## What needs to be done
The records below should be written out again, exactly.

## Entries
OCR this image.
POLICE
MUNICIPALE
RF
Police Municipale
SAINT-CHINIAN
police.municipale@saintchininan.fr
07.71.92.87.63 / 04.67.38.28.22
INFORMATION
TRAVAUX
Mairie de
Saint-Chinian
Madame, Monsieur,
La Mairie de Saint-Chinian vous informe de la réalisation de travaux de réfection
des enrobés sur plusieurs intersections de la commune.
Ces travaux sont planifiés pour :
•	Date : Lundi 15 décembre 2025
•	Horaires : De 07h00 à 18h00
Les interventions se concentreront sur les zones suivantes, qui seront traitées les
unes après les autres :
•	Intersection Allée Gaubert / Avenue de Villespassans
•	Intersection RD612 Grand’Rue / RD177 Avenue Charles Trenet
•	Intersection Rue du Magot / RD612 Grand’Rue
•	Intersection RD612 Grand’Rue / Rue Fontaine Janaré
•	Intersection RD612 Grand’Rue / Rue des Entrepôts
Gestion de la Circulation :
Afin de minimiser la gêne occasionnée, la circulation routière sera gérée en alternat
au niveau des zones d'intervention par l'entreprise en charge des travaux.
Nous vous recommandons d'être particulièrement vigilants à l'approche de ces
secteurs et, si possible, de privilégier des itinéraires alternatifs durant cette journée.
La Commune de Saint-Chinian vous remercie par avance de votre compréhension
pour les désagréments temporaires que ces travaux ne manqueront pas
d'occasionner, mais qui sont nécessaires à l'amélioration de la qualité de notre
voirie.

## Exercise solution
OCR this image.
POLICE
MUNICIPALE
RF
Police Municipale
SAINT-CHINIAN
police.municipale@saintchininan.fr
07.71.92.87.63 / 04.67.38.28.22
INFORMATION
TRAVAUX
Mairie de
Saint-Chinian
Madame, Monsieur,
La Mairie de Saint-Chinian vous informe de la réalisation de travaux de réfection
des enrobés sur plusieurs intersections de la commune.
Ces travaux sont planifiés pour :
•	Date : Lundi 15 décembre 2025
•	Horaires : De 07h00 à 18h00
Les interventions se concentreront sur les zones suivantes, qui seront traitées les
unes après les autres :
•	Intersection Allée Gaubert / Avenue de Villespassans
•	Intersection RD612 Grand’Rue / RD177 Avenue Charles Trenet
•	Intersection Rue du Magot / RD612 Grand’Rue
•	Intersection RD612 Grand’Rue / Rue Fontaine Janaré
•	Intersection RD612 Grand’Rue / Rue des Entrepôts
Gestion de la Circulation :
Afin de minimiser la gêne occasionnée, la circulation routière sera gérée en alternat
au niveau des zones d'intervention par l'entreprise en charge des travaux.
Nous vous recommandons d'être particulièrement vigilants à l'approche de ces
secteurs et, si possible, de privilégier des itinéraires alternatifs durant cette journée.
La Commune de Saint-Chinian vous remercie par avance de votre compréhension
pour les désagréments temporaires que ces travaux ne manqueront pas
d'occasionner, mais qui sont nécessaires à l'amélioration de la qualité de notre
voirie.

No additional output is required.